* STATED TASK
Each line of the data that includes the string "photographer" is to be copied out.

Recorded data:

------------------------

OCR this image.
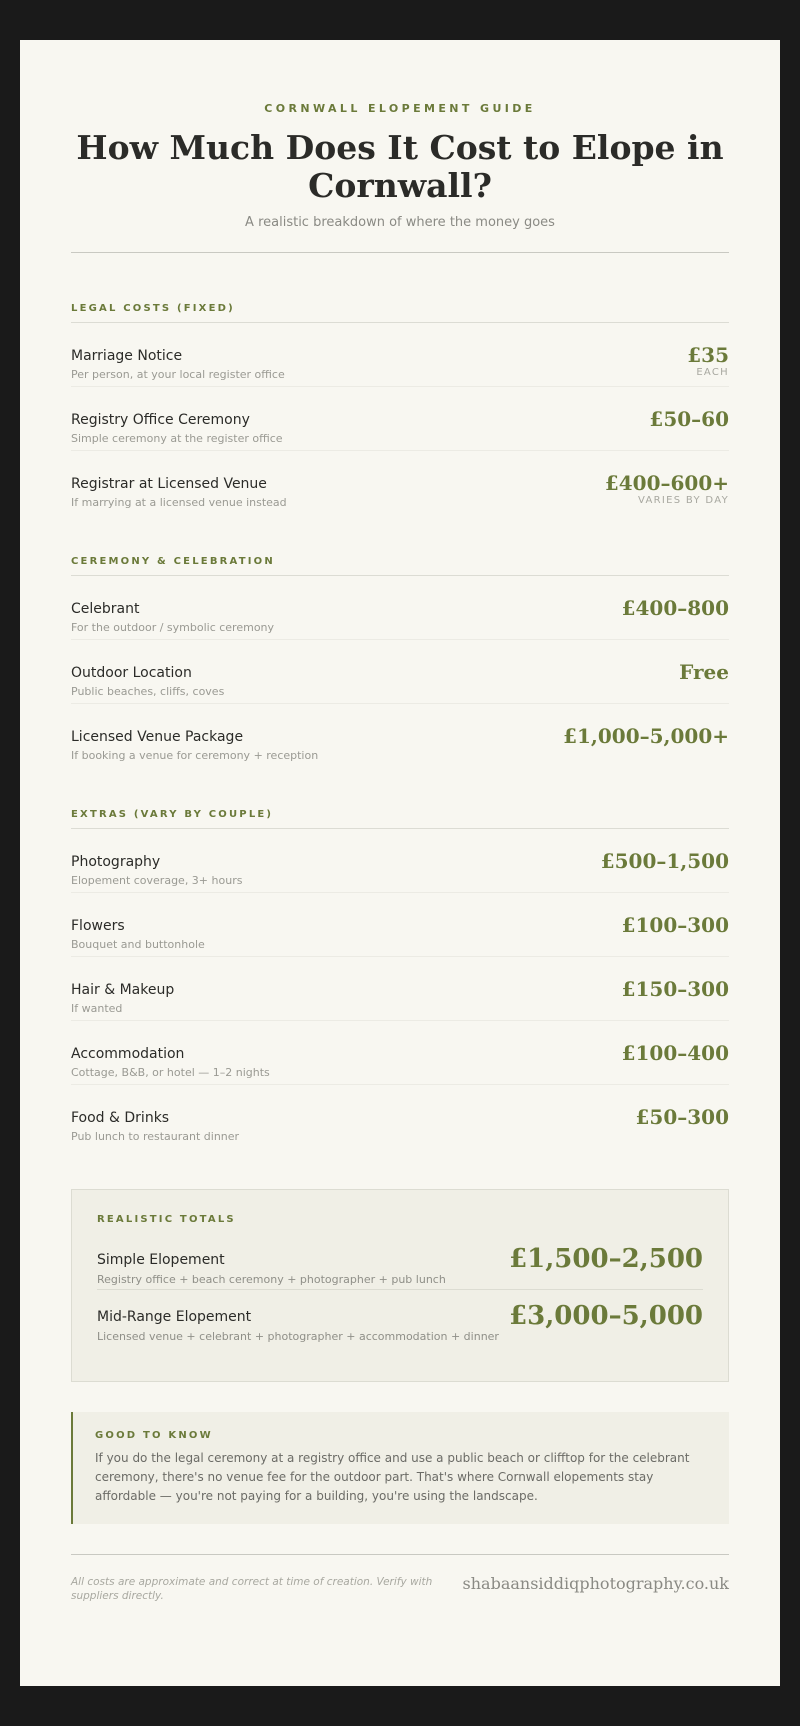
CORNWALL ELOPEMENT GUIDE
How Much Does It Cost to Elope in Cornwall?
A realistic breakdown of where the money goes
LEGAL COSTS (FIXED)
Marriage Notice
Per person, at your local register office
£35
EACH
Registry Office Ceremony
Simple ceremony at the register office
£50–60
Registrar at Licensed Venue
If marrying at a licensed venue instead
£400–600+
VARIES BY DAY
CEREMONY & CELEBRATION
Celebrant
For the outdoor / symbolic ceremony
£400–800
Outdoor Location
Public beaches, cliffs, coves
Free
Licensed Venue Package
If booking a venue for ceremony + reception
£1,000–5,000+
EXTRAS (VARY BY COUPLE)
Photography
Elopement coverage, 3+ hours
£500–1,500
Flowers
Bouquet and buttonhole
£100–300
Hair & Makeup
If wanted
£150–300
Accommodation
Cottage, B&B, or hotel — 1–2 nights
£100–400
Food & Drinks
Pub lunch to restaurant dinner
£50–300
REALISTIC TOTALS
Simple Elopement
Registry office + beach ceremony + photographer + pub lunch
£1,500–2,500
Mid-Range Elopement
Licensed venue + celebrant + photographer + accommodation + dinner
£3,000–5,000
GOOD TO KNOW
If you do the legal ceremony at a registry office and use a public beach or clifftop for the celebrant ceremony, there's no venue fee for the outdoor part. That's where Cornwall elopements stay affordable — you're not paying for a building, you're using the landscape.
All costs are approximate and correct at time of creation. Verify with suppliers directly.
shabaansiddiqphotography.co.uk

------------------------

* ANSWER FOR THE TASK
Registry office + beach ceremony + photographer + pub lunch
Licensed venue + celebrant + photographer + accommodation + dinner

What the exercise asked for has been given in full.